#### TASK TO CARRY OUT:
Say how many lines contain the word "Pereira". Only the number should be given.

═══ DATA SHOWN

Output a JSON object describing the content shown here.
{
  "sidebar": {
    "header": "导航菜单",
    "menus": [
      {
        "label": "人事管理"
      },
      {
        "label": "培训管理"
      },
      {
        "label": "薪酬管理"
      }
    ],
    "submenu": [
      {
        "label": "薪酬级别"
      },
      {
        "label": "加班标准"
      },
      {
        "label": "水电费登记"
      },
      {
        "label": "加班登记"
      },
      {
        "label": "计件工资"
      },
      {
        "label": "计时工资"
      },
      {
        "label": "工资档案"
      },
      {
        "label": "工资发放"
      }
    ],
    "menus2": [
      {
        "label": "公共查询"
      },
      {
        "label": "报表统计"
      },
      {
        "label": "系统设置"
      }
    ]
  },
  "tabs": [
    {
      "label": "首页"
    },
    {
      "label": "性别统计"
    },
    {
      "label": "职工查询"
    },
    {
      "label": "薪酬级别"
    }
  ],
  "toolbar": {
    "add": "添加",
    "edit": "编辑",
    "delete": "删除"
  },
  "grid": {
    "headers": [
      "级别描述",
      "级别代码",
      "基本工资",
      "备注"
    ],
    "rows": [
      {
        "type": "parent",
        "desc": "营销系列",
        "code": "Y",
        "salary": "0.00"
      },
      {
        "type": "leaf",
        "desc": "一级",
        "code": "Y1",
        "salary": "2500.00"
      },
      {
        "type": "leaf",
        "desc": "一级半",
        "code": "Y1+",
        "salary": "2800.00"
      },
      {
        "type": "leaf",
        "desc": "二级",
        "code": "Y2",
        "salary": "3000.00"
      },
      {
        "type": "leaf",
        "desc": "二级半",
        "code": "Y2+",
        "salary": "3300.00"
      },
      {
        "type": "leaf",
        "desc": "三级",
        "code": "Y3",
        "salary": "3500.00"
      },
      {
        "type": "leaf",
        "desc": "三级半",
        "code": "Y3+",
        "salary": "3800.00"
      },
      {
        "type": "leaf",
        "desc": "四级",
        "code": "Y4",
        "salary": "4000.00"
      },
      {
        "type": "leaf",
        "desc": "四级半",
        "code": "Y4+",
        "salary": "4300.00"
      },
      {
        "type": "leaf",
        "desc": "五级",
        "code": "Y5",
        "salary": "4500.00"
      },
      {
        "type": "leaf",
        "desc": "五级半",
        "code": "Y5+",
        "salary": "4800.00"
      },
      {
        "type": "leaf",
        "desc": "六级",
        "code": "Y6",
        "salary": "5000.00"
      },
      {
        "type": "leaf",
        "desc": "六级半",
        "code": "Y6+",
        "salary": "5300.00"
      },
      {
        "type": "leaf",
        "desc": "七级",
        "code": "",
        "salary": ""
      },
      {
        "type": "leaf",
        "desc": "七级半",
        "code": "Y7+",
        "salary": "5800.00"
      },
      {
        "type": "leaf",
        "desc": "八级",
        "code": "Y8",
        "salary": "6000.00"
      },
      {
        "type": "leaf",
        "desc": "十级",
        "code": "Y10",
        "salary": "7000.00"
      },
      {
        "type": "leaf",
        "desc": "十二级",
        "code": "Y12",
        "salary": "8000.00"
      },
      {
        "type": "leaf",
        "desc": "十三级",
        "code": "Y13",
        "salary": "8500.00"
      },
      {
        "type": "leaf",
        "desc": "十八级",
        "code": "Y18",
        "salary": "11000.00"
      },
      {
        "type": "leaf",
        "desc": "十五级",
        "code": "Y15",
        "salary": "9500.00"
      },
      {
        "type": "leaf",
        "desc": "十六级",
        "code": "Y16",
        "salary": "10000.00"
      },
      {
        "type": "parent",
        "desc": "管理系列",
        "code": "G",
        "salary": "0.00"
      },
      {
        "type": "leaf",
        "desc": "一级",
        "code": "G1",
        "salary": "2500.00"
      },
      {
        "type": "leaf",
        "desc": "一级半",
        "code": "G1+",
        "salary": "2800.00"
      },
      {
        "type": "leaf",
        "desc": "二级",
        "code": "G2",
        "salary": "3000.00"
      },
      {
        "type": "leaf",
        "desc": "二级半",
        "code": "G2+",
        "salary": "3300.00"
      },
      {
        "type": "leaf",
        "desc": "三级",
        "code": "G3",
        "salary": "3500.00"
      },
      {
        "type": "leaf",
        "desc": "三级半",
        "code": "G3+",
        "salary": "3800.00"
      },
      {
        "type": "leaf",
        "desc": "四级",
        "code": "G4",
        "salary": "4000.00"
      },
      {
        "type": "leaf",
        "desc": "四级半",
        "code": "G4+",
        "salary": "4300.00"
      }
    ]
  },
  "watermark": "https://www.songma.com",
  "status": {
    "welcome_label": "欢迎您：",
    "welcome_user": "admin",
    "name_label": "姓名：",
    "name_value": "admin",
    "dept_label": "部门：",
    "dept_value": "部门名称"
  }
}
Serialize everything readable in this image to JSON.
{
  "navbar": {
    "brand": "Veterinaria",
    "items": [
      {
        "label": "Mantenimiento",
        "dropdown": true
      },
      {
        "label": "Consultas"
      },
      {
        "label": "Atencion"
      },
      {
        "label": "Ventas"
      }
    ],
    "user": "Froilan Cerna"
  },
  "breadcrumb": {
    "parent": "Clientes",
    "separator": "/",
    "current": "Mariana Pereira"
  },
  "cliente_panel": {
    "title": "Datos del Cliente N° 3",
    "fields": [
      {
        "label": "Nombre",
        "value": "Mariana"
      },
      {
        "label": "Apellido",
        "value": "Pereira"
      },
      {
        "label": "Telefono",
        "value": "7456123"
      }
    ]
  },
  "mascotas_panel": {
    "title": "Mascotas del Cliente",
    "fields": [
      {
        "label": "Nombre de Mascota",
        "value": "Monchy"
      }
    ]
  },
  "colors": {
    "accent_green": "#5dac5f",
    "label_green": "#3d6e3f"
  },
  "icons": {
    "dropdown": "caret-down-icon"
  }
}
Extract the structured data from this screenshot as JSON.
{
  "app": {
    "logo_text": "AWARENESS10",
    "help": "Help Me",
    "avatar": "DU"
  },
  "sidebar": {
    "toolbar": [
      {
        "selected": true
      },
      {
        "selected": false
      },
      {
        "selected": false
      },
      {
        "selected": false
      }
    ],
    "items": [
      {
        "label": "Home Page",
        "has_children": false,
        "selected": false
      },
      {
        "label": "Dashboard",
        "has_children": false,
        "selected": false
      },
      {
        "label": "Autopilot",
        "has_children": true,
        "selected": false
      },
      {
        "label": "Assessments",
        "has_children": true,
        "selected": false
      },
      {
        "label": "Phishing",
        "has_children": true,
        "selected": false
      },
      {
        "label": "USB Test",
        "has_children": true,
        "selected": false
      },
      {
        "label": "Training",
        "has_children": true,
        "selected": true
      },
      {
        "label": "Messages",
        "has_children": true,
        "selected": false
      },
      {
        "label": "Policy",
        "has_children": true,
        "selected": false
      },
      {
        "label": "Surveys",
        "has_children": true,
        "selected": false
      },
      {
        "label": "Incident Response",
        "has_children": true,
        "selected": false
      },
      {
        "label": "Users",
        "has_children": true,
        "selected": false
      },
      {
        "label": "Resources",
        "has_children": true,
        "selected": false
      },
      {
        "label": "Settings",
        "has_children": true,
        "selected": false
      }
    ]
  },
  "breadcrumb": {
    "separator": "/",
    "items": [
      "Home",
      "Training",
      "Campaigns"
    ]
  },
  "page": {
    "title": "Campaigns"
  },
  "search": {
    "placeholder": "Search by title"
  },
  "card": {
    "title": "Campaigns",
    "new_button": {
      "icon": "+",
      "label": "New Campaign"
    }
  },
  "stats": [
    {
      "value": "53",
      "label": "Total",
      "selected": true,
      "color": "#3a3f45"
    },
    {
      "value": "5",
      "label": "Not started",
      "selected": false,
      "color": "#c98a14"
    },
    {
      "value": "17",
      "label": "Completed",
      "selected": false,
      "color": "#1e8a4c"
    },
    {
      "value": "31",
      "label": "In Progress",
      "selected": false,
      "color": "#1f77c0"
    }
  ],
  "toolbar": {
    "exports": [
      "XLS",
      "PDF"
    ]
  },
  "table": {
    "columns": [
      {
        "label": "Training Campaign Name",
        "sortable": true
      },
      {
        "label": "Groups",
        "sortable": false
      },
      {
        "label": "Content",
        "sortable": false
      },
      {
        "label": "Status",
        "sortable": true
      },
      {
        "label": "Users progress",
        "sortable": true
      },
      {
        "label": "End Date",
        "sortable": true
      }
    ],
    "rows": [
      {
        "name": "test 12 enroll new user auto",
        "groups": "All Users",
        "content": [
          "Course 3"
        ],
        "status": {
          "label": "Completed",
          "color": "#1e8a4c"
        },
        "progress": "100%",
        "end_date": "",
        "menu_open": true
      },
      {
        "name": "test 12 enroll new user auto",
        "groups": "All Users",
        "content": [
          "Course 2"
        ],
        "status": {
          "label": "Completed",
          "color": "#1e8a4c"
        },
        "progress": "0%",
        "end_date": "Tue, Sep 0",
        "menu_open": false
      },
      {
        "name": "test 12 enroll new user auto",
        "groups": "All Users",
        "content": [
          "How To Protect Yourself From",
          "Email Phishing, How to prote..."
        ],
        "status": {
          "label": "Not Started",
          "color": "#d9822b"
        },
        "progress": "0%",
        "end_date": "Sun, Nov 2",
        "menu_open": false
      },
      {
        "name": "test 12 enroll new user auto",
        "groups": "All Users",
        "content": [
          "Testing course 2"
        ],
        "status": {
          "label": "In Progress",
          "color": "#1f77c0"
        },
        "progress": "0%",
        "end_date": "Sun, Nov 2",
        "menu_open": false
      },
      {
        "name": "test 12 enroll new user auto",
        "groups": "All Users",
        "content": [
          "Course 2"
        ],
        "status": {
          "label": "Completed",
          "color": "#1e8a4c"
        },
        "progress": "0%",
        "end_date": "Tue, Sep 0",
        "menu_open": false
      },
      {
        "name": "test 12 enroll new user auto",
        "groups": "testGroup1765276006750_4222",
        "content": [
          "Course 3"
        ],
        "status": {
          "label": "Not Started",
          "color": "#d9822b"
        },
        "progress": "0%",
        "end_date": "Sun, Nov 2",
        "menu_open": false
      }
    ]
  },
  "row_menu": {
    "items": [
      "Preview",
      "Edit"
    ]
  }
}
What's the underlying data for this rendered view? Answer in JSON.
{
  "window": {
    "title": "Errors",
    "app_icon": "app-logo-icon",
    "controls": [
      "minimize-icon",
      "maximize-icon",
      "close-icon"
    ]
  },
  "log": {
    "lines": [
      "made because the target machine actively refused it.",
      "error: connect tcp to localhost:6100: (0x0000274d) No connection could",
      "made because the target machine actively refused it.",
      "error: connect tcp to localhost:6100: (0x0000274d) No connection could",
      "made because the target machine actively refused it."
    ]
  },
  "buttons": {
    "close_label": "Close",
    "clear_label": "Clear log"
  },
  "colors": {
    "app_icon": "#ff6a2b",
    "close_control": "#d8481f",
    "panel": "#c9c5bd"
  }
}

══════

#### THE RESULT:
2